= Given task =
The records that follow are to be repeated without alteration.

= Data for the task =
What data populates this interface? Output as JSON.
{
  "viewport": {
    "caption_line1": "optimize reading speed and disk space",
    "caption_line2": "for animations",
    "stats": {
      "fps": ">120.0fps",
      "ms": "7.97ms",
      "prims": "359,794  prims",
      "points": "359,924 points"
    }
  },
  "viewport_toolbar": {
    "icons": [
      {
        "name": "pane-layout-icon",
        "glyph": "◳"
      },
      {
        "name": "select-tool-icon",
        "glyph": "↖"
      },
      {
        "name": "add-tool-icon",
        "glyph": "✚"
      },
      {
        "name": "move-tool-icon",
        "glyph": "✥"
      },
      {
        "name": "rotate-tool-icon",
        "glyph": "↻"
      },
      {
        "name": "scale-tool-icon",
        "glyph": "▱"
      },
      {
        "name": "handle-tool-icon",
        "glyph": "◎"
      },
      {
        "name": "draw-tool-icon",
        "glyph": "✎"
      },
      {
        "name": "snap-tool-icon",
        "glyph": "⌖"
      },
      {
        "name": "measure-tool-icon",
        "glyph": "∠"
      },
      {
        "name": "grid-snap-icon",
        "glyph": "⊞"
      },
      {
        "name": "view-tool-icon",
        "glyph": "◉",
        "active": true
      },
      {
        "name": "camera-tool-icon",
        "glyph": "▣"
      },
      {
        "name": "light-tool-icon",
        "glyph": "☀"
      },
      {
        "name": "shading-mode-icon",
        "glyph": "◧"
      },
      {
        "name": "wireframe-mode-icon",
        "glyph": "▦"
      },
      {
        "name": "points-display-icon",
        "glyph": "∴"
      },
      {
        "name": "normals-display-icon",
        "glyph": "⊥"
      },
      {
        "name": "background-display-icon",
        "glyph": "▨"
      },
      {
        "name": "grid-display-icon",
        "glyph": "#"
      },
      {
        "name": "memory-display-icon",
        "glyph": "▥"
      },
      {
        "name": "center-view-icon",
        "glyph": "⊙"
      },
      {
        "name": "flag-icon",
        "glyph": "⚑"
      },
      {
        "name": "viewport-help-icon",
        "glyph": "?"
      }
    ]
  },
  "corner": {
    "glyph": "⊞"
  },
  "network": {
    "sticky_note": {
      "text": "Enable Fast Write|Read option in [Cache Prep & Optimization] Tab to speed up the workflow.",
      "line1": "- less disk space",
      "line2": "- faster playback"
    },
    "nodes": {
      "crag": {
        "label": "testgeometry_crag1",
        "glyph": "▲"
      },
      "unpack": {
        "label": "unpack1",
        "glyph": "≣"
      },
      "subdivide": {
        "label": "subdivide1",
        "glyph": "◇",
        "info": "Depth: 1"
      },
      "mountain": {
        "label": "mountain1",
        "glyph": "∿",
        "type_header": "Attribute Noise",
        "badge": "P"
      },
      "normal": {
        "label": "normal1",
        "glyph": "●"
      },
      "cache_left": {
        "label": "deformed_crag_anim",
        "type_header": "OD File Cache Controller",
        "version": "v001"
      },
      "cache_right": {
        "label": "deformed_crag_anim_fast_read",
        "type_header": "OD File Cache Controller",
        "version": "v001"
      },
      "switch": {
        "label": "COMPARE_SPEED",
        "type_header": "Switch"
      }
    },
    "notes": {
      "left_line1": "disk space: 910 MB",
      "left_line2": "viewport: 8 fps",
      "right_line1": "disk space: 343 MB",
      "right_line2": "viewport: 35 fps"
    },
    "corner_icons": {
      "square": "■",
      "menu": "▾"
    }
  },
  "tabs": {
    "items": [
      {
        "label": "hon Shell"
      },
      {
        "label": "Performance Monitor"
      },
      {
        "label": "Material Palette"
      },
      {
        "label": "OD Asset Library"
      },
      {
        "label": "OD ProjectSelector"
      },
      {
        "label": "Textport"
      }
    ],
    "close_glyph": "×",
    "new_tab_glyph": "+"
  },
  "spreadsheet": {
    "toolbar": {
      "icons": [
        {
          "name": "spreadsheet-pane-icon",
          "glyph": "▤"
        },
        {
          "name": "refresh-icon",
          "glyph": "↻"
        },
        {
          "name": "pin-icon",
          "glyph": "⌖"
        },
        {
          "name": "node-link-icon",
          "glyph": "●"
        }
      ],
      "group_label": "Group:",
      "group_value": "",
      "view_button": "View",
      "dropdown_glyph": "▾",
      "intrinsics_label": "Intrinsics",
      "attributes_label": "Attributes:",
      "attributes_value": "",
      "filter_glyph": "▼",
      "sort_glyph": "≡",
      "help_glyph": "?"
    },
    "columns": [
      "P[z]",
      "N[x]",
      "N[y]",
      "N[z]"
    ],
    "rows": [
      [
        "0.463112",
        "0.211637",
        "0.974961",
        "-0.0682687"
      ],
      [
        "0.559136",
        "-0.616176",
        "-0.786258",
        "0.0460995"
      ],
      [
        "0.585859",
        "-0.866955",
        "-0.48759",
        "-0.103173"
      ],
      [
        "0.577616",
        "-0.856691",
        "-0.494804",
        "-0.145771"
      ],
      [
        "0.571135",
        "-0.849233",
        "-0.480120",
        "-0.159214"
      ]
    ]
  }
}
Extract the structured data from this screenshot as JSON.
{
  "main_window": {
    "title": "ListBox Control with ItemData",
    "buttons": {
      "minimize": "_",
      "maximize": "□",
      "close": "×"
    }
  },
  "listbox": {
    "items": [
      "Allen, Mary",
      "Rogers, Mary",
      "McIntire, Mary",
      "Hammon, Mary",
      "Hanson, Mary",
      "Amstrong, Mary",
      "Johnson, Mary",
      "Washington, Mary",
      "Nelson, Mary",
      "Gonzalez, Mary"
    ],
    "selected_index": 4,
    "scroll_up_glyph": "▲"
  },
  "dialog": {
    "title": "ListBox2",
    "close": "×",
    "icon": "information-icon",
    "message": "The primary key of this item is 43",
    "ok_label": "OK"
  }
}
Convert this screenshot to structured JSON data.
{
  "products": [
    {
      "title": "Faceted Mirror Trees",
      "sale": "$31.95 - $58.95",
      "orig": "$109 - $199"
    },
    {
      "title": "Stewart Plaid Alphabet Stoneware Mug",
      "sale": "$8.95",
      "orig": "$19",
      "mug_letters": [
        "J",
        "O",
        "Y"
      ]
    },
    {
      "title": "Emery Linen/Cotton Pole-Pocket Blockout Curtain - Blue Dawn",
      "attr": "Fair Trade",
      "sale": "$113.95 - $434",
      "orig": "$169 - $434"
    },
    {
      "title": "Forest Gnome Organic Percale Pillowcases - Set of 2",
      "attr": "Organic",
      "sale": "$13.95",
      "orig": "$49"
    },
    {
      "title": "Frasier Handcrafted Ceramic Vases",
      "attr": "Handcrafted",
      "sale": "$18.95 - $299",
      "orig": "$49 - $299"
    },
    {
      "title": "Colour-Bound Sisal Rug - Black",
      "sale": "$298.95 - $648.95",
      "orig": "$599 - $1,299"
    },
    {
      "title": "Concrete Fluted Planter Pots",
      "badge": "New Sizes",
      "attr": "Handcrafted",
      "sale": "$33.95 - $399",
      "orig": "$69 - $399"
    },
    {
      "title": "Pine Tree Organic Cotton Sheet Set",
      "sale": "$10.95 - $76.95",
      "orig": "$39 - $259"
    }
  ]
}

= Written reply =
What data populates this interface? Output as JSON.
{
  "viewport": {
    "caption_line1": "optimize reading speed and disk space",
    "caption_line2": "for animations",
    "stats": {
      "fps": ">120.0fps",
      "ms": "7.97ms",
      "prims": "359,794  prims",
      "points": "359,924 points"
    }
  },
  "viewport_toolbar": {
    "icons": [
      {
        "name": "pane-layout-icon",
        "glyph": "◳"
      },
      {
        "name": "select-tool-icon",
        "glyph": "↖"
      },
      {
        "name": "add-tool-icon",
        "glyph": "✚"
      },
      {
        "name": "move-tool-icon",
        "glyph": "✥"
      },
      {
        "name": "rotate-tool-icon",
        "glyph": "↻"
      },
      {
        "name": "scale-tool-icon",
        "glyph": "▱"
      },
      {
        "name": "handle-tool-icon",
        "glyph": "◎"
      },
      {
        "name": "draw-tool-icon",
        "glyph": "✎"
      },
      {
        "name": "snap-tool-icon",
        "glyph": "⌖"
      },
      {
        "name": "measure-tool-icon",
        "glyph": "∠"
      },
      {
        "name": "grid-snap-icon",
        "glyph": "⊞"
      },
      {
        "name": "view-tool-icon",
        "glyph": "◉",
        "active": true
      },
      {
        "name": "camera-tool-icon",
        "glyph": "▣"
      },
      {
        "name": "light-tool-icon",
        "glyph": "☀"
      },
      {
        "name": "shading-mode-icon",
        "glyph": "◧"
      },
      {
        "name": "wireframe-mode-icon",
        "glyph": "▦"
      },
      {
        "name": "points-display-icon",
        "glyph": "∴"
      },
      {
        "name": "normals-display-icon",
        "glyph": "⊥"
      },
      {
        "name": "background-display-icon",
        "glyph": "▨"
      },
      {
        "name": "grid-display-icon",
        "glyph": "#"
      },
      {
        "name": "memory-display-icon",
        "glyph": "▥"
      },
      {
        "name": "center-view-icon",
        "glyph": "⊙"
      },
      {
        "name": "flag-icon",
        "glyph": "⚑"
      },
      {
        "name": "viewport-help-icon",
        "glyph": "?"
      }
    ]
  },
  "corner": {
    "glyph": "⊞"
  },
  "network": {
    "sticky_note": {
      "text": "Enable Fast Write|Read option in [Cache Prep & Optimization] Tab to speed up the workflow.",
      "line1": "- less disk space",
      "line2": "- faster playback"
    },
    "nodes": {
      "crag": {
        "label": "testgeometry_crag1",
        "glyph": "▲"
      },
      "unpack": {
        "label": "unpack1",
        "glyph": "≣"
      },
      "subdivide": {
        "label": "subdivide1",
        "glyph": "◇",
        "info": "Depth: 1"
      },
      "mountain": {
        "label": "mountain1",
        "glyph": "∿",
        "type_header": "Attribute Noise",
        "badge": "P"
      },
      "normal": {
        "label": "normal1",
        "glyph": "●"
      },
      "cache_left": {
        "label": "deformed_crag_anim",
        "type_header": "OD File Cache Controller",
        "version": "v001"
      },
      "cache_right": {
        "label": "deformed_crag_anim_fast_read",
        "type_header": "OD File Cache Controller",
        "version": "v001"
      },
      "switch": {
        "label": "COMPARE_SPEED",
        "type_header": "Switch"
      }
    },
    "notes": {
      "left_line1": "disk space: 910 MB",
      "left_line2": "viewport: 8 fps",
      "right_line1": "disk space: 343 MB",
      "right_line2": "viewport: 35 fps"
    },
    "corner_icons": {
      "square": "■",
      "menu": "▾"
    }
  },
  "tabs": {
    "items": [
      {
        "label": "hon Shell"
      },
      {
        "label": "Performance Monitor"
      },
      {
        "label": "Material Palette"
      },
      {
        "label": "OD Asset Library"
      },
      {
        "label": "OD ProjectSelector"
      },
      {
        "label": "Textport"
      }
    ],
    "close_glyph": "×",
    "new_tab_glyph": "+"
  },
  "spreadsheet": {
    "toolbar": {
      "icons": [
        {
          "name": "spreadsheet-pane-icon",
          "glyph": "▤"
        },
        {
          "name": "refresh-icon",
          "glyph": "↻"
        },
        {
          "name": "pin-icon",
          "glyph": "⌖"
        },
        {
          "name": "node-link-icon",
          "glyph": "●"
        }
      ],
      "group_label": "Group:",
      "group_value": "",
      "view_button": "View",
      "dropdown_glyph": "▾",
      "intrinsics_label": "Intrinsics",
      "attributes_label": "Attributes:",
      "attributes_value": "",
      "filter_glyph": "▼",
      "sort_glyph": "≡",
      "help_glyph": "?"
    },
    "columns": [
      "P[z]",
      "N[x]",
      "N[y]",
      "N[z]"
    ],
    "rows": [
      [
        "0.463112",
        "0.211637",
        "0.974961",
        "-0.0682687"
      ],
      [
        "0.559136",
        "-0.616176",
        "-0.786258",
        "0.0460995"
      ],
      [
        "0.585859",
        "-0.866955",
        "-0.48759",
        "-0.103173"
      ],
      [
        "0.577616",
        "-0.856691",
        "-0.494804",
        "-0.145771"
      ],
      [
        "0.571135",
        "-0.849233",
        "-0.480120",
        "-0.159214"
      ]
    ]
  }
}
Extract the structured data from this screenshot as JSON.
{
  "main_window": {
    "title": "ListBox Control with ItemData",
    "buttons": {
      "minimize": "_",
      "maximize": "□",
      "close": "×"
    }
  },
  "listbox": {
    "items": [
      "Allen, Mary",
      "Rogers, Mary",
      "McIntire, Mary",
      "Hammon, Mary",
      "Hanson, Mary",
      "Amstrong, Mary",
      "Johnson, Mary",
      "Washington, Mary",
      "Nelson, Mary",
      "Gonzalez, Mary"
    ],
    "selected_index": 4,
    "scroll_up_glyph": "▲"
  },
  "dialog": {
    "title": "ListBox2",
    "close": "×",
    "icon": "information-icon",
    "message": "The primary key of this item is 43",
    "ok_label": "OK"
  }
}
Convert this screenshot to structured JSON data.
{
  "products": [
    {
      "title": "Faceted Mirror Trees",
      "sale": "$31.95 - $58.95",
      "orig": "$109 - $199"
    },
    {
      "title": "Stewart Plaid Alphabet Stoneware Mug",
      "sale": "$8.95",
      "orig": "$19",
      "mug_letters": [
        "J",
        "O",
        "Y"
      ]
    },
    {
      "title": "Emery Linen/Cotton Pole-Pocket Blockout Curtain - Blue Dawn",
      "attr": "Fair Trade",
      "sale": "$113.95 - $434",
      "orig": "$169 - $434"
    },
    {
      "title": "Forest Gnome Organic Percale Pillowcases - Set of 2",
      "attr": "Organic",
      "sale": "$13.95",
      "orig": "$49"
    },
    {
      "title": "Frasier Handcrafted Ceramic Vases",
      "attr": "Handcrafted",
      "sale": "$18.95 - $299",
      "orig": "$49 - $299"
    },
    {
      "title": "Colour-Bound Sisal Rug - Black",
      "sale": "$298.95 - $648.95",
      "orig": "$599 - $1,299"
    },
    {
      "title": "Concrete Fluted Planter Pots",
      "badge": "New Sizes",
      "attr": "Handcrafted",
      "sale": "$33.95 - $399",
      "orig": "$69 - $399"
    },
    {
      "title": "Pine Tree Organic Cotton Sheet Set",
      "sale": "$10.95 - $76.95",
      "orig": "$39 - $259"
    }
  ]
}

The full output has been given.